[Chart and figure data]
# # # #

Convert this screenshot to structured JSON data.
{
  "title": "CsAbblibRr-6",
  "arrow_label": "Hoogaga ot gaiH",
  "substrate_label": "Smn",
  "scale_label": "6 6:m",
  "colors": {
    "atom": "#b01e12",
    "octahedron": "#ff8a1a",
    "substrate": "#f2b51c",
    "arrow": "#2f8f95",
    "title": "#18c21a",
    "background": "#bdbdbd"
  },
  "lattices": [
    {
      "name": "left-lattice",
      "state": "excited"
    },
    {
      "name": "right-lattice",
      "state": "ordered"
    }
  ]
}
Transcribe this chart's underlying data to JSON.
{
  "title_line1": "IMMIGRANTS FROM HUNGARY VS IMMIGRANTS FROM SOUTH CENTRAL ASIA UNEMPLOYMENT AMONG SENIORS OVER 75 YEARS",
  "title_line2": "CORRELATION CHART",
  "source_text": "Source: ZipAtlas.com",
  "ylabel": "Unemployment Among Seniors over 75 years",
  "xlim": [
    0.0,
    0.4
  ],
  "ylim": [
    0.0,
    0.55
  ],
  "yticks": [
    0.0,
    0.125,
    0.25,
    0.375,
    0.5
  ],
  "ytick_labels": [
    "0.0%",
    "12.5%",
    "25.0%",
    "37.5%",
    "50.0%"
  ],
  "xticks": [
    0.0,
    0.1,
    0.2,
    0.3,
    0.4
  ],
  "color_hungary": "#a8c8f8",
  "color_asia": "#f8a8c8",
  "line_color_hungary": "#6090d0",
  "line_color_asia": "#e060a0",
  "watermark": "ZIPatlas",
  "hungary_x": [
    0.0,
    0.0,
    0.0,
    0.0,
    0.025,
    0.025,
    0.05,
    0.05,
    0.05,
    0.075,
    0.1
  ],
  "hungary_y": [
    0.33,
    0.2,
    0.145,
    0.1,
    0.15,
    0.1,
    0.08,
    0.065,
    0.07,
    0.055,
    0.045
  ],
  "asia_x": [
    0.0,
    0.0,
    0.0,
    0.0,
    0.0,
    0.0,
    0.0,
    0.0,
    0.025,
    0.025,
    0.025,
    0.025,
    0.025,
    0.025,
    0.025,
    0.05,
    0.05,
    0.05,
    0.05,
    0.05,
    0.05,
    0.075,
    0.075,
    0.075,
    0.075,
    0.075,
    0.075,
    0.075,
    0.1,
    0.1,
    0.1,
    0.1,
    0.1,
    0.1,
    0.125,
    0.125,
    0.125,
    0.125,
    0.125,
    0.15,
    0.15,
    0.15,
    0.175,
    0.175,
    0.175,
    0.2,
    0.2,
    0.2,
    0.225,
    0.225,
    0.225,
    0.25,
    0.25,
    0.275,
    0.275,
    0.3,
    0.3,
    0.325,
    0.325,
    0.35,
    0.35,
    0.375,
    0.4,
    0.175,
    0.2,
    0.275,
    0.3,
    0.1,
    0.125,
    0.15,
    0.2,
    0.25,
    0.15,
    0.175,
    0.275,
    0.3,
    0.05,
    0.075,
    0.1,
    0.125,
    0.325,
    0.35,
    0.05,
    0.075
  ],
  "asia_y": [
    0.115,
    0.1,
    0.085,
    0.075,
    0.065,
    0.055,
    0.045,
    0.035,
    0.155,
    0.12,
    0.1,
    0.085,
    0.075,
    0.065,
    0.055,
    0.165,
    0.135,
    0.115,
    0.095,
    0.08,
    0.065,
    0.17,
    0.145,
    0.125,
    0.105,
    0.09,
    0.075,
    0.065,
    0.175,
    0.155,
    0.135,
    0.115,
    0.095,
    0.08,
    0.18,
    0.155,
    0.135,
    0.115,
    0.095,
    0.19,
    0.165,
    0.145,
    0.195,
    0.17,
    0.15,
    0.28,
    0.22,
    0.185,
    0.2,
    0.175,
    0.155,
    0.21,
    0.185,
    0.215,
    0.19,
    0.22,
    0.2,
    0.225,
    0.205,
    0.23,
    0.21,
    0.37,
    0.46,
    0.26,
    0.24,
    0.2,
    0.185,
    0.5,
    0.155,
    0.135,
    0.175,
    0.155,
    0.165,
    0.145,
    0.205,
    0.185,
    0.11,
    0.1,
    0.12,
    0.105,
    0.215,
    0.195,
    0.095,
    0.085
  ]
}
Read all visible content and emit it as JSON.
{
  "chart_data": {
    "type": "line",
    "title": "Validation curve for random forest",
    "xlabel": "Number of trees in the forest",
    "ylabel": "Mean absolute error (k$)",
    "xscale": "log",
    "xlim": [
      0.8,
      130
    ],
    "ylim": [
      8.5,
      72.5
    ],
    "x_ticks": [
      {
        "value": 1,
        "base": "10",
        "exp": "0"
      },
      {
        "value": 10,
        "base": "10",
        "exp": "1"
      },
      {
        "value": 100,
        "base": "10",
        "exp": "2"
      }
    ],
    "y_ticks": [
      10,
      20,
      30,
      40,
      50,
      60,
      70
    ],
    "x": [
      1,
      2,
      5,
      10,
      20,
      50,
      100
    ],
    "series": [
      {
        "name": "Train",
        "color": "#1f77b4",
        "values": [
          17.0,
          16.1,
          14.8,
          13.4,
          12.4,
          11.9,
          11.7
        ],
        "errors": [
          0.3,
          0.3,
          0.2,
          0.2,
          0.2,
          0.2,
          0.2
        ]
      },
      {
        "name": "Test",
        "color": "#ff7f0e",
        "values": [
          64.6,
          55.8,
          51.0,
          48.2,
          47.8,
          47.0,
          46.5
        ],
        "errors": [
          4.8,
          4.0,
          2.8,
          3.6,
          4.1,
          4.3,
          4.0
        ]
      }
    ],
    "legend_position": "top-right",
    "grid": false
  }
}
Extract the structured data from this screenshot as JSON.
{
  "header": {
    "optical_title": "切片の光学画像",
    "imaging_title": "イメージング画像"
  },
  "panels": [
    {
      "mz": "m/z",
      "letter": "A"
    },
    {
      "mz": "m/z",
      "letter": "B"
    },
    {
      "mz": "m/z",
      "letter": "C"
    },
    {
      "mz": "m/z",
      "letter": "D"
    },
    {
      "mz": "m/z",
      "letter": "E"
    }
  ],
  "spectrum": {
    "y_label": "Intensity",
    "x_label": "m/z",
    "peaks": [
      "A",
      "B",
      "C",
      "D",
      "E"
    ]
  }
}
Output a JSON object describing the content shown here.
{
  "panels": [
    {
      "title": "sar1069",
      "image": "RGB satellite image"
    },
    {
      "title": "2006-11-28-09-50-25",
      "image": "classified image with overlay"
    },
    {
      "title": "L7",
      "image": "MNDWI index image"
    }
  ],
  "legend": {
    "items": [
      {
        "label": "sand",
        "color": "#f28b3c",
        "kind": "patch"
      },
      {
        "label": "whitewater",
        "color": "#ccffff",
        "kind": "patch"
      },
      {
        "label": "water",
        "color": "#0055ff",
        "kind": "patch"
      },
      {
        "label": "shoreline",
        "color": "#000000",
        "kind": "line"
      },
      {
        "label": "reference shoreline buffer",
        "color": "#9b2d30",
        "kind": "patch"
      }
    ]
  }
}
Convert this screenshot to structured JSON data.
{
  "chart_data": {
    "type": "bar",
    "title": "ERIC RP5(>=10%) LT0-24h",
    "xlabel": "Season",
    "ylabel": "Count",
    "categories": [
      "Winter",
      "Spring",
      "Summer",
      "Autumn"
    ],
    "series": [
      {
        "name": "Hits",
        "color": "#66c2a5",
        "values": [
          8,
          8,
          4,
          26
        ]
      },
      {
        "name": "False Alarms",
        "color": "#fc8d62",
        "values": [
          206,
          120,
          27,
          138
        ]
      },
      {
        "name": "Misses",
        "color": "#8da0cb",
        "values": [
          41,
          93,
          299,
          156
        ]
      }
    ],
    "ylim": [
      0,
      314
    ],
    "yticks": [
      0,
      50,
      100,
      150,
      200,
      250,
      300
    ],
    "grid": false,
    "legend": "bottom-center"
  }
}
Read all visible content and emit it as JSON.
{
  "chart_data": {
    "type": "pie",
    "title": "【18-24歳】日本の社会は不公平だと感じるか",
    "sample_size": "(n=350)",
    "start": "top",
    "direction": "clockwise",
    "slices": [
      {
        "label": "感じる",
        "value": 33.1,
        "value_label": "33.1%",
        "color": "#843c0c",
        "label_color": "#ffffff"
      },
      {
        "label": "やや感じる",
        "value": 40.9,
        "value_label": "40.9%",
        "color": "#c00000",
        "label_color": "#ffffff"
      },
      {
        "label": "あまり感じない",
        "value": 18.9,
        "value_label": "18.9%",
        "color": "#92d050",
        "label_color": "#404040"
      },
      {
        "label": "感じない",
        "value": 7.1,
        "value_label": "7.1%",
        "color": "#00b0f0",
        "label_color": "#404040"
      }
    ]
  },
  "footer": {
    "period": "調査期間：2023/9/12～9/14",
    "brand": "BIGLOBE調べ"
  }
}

# # # #

## Given request
Find the lines above that include the string "JSON" and copy them.

## Task solution
Convert this screenshot to structured JSON data.
Transcribe this chart's underlying data to JSON.
Read all visible content and emit it as JSON.
Extract the structured data from this screenshot as JSON.
Output a JSON object describing the content shown here.
Convert this screenshot to structured JSON data.
Read all visible content and emit it as JSON.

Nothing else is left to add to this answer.